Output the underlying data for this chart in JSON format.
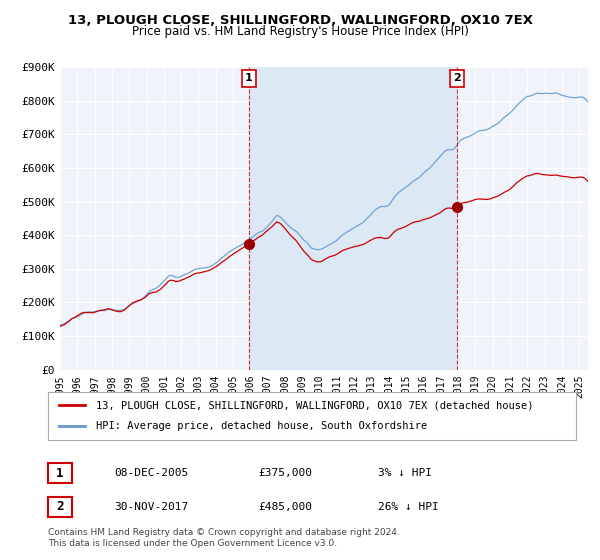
{
  "title": "13, PLOUGH CLOSE, SHILLINGFORD, WALLINGFORD, OX10 7EX",
  "subtitle": "Price paid vs. HM Land Registry's House Price Index (HPI)",
  "ylabel": "",
  "background_color": "#ffffff",
  "plot_bg_color": "#f0f4fa",
  "grid_color": "#ffffff",
  "ylim": [
    0,
    900000
  ],
  "yticks": [
    0,
    100000,
    200000,
    300000,
    400000,
    500000,
    600000,
    700000,
    800000,
    900000
  ],
  "ytick_labels": [
    "£0",
    "£100K",
    "£200K",
    "£300K",
    "£400K",
    "£500K",
    "£600K",
    "£700K",
    "£800K",
    "£900K"
  ],
  "red_line_color": "#cc0000",
  "blue_line_color": "#6699cc",
  "shading_color": "#dde8f5",
  "marker_color": "#990000",
  "vline_color": "#cc0000",
  "purchase1_x": 2005.92,
  "purchase1_y": 375000,
  "purchase2_x": 2017.92,
  "purchase2_y": 485000,
  "legend_label_red": "13, PLOUGH CLOSE, SHILLINGFORD, WALLINGFORD, OX10 7EX (detached house)",
  "legend_label_blue": "HPI: Average price, detached house, South Oxfordshire",
  "annotation1_label": "1",
  "annotation2_label": "2",
  "table_rows": [
    {
      "num": "1",
      "date": "08-DEC-2005",
      "price": "£375,000",
      "hpi": "3% ↓ HPI"
    },
    {
      "num": "2",
      "date": "30-NOV-2017",
      "price": "£485,000",
      "hpi": "26% ↓ HPI"
    }
  ],
  "footnote": "Contains HM Land Registry data © Crown copyright and database right 2024.\nThis data is licensed under the Open Government Licence v3.0.",
  "xmin": 1995.0,
  "xmax": 2025.5
}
══════
*Exercise:* Would you set down the listing exactly, omitting pictures?

*Task output:*
Output the underlying data for this chart in JSON format.
{
  "title": "13, PLOUGH CLOSE, SHILLINGFORD, WALLINGFORD, OX10 7EX",
  "subtitle": "Price paid vs. HM Land Registry's House Price Index (HPI)",
  "ylabel": "",
  "background_color": "#ffffff",
  "plot_bg_color": "#f0f4fa",
  "grid_color": "#ffffff",
  "ylim": [
    0,
    900000
  ],
  "yticks": [
    0,
    100000,
    200000,
    300000,
    400000,
    500000,
    600000,
    700000,
    800000,
    900000
  ],
  "ytick_labels": [
    "£0",
    "£100K",
    "£200K",
    "£300K",
    "£400K",
    "£500K",
    "£600K",
    "£700K",
    "£800K",
    "£900K"
  ],
  "red_line_color": "#cc0000",
  "blue_line_color": "#6699cc",
  "shading_color": "#dde8f5",
  "marker_color": "#990000",
  "vline_color": "#cc0000",
  "purchase1_x": 2005.92,
  "purchase1_y": 375000,
  "purchase2_x": 2017.92,
  "purchase2_y": 485000,
  "legend_label_red": "13, PLOUGH CLOSE, SHILLINGFORD, WALLINGFORD, OX10 7EX (detached house)",
  "legend_label_blue": "HPI: Average price, detached house, South Oxfordshire",
  "annotation1_label": "1",
  "annotation2_label": "2",
  "table_rows": [
    {
      "num": "1",
      "date": "08-DEC-2005",
      "price": "£375,000",
      "hpi": "3% ↓ HPI"
    },
    {
      "num": "2",
      "date": "30-NOV-2017",
      "price": "£485,000",
      "hpi": "26% ↓ HPI"
    }
  ],
  "footnote": "Contains HM Land Registry data © Crown copyright and database right 2024.\nThis data is licensed under the Open Government Licence v3.0.",
  "xmin": 1995.0,
  "xmax": 2025.5
}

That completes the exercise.